• **GOAL**
Rewrite the records below, changing every "tree-file" to "explorer-file" and keeping everything else the same.

• **GIVEN DATA**
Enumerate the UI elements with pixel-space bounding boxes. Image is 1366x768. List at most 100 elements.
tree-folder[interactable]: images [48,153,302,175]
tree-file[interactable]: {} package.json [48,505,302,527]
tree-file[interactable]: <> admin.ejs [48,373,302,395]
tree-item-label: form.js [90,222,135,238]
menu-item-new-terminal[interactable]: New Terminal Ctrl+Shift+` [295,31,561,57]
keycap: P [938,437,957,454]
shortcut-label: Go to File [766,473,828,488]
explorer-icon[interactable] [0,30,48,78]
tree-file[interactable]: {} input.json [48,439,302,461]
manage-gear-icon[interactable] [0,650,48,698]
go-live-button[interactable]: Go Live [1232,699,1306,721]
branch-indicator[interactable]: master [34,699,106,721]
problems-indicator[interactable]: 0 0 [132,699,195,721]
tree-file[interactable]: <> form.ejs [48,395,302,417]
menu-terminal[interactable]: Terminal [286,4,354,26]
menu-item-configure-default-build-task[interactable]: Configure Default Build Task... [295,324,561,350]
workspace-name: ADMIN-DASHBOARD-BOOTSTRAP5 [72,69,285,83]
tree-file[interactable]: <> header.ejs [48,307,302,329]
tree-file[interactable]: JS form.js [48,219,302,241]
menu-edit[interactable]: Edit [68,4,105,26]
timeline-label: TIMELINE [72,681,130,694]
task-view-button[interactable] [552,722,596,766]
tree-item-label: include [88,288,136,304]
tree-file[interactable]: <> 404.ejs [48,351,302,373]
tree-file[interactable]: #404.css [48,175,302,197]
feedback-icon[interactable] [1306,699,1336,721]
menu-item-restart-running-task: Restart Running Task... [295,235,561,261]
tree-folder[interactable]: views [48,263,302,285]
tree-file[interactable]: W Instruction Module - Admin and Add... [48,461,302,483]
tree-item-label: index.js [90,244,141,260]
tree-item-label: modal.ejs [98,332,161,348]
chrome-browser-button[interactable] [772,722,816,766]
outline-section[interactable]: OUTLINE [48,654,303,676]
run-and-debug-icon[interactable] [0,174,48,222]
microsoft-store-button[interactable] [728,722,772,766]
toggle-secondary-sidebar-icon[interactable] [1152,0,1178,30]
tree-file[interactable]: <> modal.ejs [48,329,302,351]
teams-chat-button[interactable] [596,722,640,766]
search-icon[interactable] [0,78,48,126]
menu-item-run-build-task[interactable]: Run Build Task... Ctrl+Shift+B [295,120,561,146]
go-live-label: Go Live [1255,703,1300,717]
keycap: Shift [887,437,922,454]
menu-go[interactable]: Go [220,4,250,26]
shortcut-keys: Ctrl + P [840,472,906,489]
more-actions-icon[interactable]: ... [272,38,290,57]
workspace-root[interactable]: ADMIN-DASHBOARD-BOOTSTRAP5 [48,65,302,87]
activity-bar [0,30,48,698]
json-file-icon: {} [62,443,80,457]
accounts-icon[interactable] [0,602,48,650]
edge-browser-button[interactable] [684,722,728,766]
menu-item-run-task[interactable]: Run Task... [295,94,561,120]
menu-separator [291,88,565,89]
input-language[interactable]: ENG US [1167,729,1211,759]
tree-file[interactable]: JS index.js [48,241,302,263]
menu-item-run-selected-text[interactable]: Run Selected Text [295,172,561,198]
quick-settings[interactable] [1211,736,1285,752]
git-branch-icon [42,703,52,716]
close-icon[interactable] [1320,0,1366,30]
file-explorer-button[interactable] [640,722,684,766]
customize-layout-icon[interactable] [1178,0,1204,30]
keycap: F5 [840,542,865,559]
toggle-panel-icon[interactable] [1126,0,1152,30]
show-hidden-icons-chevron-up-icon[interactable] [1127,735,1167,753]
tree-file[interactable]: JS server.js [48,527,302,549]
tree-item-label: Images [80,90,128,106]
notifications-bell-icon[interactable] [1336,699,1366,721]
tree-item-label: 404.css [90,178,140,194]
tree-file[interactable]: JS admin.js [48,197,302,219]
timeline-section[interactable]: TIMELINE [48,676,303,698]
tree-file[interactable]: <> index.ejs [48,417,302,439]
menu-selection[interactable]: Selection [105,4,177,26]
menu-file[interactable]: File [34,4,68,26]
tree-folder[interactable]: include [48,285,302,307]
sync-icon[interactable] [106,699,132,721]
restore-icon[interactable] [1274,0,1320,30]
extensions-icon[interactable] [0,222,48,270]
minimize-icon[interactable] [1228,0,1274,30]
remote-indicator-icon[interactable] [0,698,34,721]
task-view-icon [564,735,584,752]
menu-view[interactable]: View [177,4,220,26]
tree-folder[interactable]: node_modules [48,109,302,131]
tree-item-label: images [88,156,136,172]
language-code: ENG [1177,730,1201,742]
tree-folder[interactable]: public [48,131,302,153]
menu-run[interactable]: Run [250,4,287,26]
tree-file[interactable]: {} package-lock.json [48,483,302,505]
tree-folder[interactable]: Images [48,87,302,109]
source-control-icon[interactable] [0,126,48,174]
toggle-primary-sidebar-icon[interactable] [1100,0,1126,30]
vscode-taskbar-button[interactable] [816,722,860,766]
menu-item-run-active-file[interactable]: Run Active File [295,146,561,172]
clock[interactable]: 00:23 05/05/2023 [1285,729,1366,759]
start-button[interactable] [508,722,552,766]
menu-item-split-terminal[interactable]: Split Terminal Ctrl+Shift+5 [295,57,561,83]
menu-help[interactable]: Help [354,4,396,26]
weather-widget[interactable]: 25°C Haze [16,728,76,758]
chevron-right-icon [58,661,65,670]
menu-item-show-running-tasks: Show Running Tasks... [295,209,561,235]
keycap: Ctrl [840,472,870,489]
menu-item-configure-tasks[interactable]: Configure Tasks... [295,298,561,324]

• **SOLUTION**
Enumerate the UI elements with pixel-space bounding boxes. Image is 1366x768. List at most 100 elements.
tree-folder[interactable]: images [48,153,302,175]
explorer-file[interactable]: {} package.json [48,505,302,527]
explorer-file[interactable]: <> admin.ejs [48,373,302,395]
tree-item-label: form.js [90,222,135,238]
menu-item-new-terminal[interactable]: New Terminal Ctrl+Shift+` [295,31,561,57]
keycap: P [938,437,957,454]
shortcut-label: Go to File [766,473,828,488]
explorer-icon[interactable] [0,30,48,78]
explorer-file[interactable]: {} input.json [48,439,302,461]
manage-gear-icon[interactable] [0,650,48,698]
go-live-button[interactable]: Go Live [1232,699,1306,721]
branch-indicator[interactable]: master [34,699,106,721]
problems-indicator[interactable]: 0 0 [132,699,195,721]
explorer-file[interactable]: <> form.ejs [48,395,302,417]
menu-terminal[interactable]: Terminal [286,4,354,26]
menu-item-configure-default-build-task[interactable]: Configure Default Build Task... [295,324,561,350]
workspace-name: ADMIN-DASHBOARD-BOOTSTRAP5 [72,69,285,83]
explorer-file[interactable]: <> header.ejs [48,307,302,329]
explorer-file[interactable]: JS form.js [48,219,302,241]
menu-edit[interactable]: Edit [68,4,105,26]
timeline-label: TIMELINE [72,681,130,694]
task-view-button[interactable] [552,722,596,766]
tree-item-label: include [88,288,136,304]
explorer-file[interactable]: <> 404.ejs [48,351,302,373]
explorer-file[interactable]: #404.css [48,175,302,197]
feedback-icon[interactable] [1306,699,1336,721]
menu-item-restart-running-task: Restart Running Task... [295,235,561,261]
tree-folder[interactable]: views [48,263,302,285]
explorer-file[interactable]: W Instruction Module - Admin and Add... [48,461,302,483]
tree-item-label: index.js [90,244,141,260]
tree-item-label: modal.ejs [98,332,161,348]
chrome-browser-button[interactable] [772,722,816,766]
outline-section[interactable]: OUTLINE [48,654,303,676]
run-and-debug-icon[interactable] [0,174,48,222]
microsoft-store-button[interactable] [728,722,772,766]
toggle-secondary-sidebar-icon[interactable] [1152,0,1178,30]
explorer-file[interactable]: <> modal.ejs [48,329,302,351]
teams-chat-button[interactable] [596,722,640,766]
search-icon[interactable] [0,78,48,126]
menu-item-run-build-task[interactable]: Run Build Task... Ctrl+Shift+B [295,120,561,146]
go-live-label: Go Live [1255,703,1300,717]
keycap: Shift [887,437,922,454]
menu-go[interactable]: Go [220,4,250,26]
shortcut-keys: Ctrl + P [840,472,906,489]
more-actions-icon[interactable]: ... [272,38,290,57]
workspace-root[interactable]: ADMIN-DASHBOARD-BOOTSTRAP5 [48,65,302,87]
activity-bar [0,30,48,698]
json-file-icon: {} [62,443,80,457]
accounts-icon[interactable] [0,602,48,650]
edge-browser-button[interactable] [684,722,728,766]
menu-item-run-task[interactable]: Run Task... [295,94,561,120]
menu-separator [291,88,565,89]
input-language[interactable]: ENG US [1167,729,1211,759]
explorer-file[interactable]: JS index.js [48,241,302,263]
menu-item-run-selected-text[interactable]: Run Selected Text [295,172,561,198]
quick-settings[interactable] [1211,736,1285,752]
git-branch-icon [42,703,52,716]
close-icon[interactable] [1320,0,1366,30]
file-explorer-button[interactable] [640,722,684,766]
customize-layout-icon[interactable] [1178,0,1204,30]
keycap: F5 [840,542,865,559]
toggle-panel-icon[interactable] [1126,0,1152,30]
show-hidden-icons-chevron-up-icon[interactable] [1127,735,1167,753]
explorer-file[interactable]: JS server.js [48,527,302,549]
tree-item-label: Images [80,90,128,106]
notifications-bell-icon[interactable] [1336,699,1366,721]
tree-item-label: 404.css [90,178,140,194]
explorer-file[interactable]: JS admin.js [48,197,302,219]
timeline-section[interactable]: TIMELINE [48,676,303,698]
explorer-file[interactable]: <> index.ejs [48,417,302,439]
menu-selection[interactable]: Selection [105,4,177,26]
menu-file[interactable]: File [34,4,68,26]
tree-folder[interactable]: include [48,285,302,307]
sync-icon[interactable] [106,699,132,721]
restore-icon[interactable] [1274,0,1320,30]
extensions-icon[interactable] [0,222,48,270]
minimize-icon[interactable] [1228,0,1274,30]
remote-indicator-icon[interactable] [0,698,34,721]
task-view-icon [564,735,584,752]
menu-view[interactable]: View [177,4,220,26]
tree-folder[interactable]: node_modules [48,109,302,131]
tree-item-label: images [88,156,136,172]
language-code: ENG [1177,730,1201,742]
tree-folder[interactable]: public [48,131,302,153]
menu-run[interactable]: Run [250,4,287,26]
explorer-file[interactable]: {} package-lock.json [48,483,302,505]
tree-folder[interactable]: Images [48,87,302,109]
source-control-icon[interactable] [0,126,48,174]
toggle-primary-sidebar-icon[interactable] [1100,0,1126,30]
vscode-taskbar-button[interactable] [816,722,860,766]
menu-item-run-active-file[interactable]: Run Active File [295,146,561,172]
clock[interactable]: 00:23 05/05/2023 [1285,729,1366,759]
start-button[interactable] [508,722,552,766]
menu-item-split-terminal[interactable]: Split Terminal Ctrl+Shift+5 [295,57,561,83]
menu-help[interactable]: Help [354,4,396,26]
weather-widget[interactable]: 25°C Haze [16,728,76,758]
chevron-right-icon [58,661,65,670]
menu-item-show-running-tasks: Show Running Tasks... [295,209,561,235]
keycap: Ctrl [840,472,870,489]
menu-item-configure-tasks[interactable]: Configure Tasks... [295,298,561,324]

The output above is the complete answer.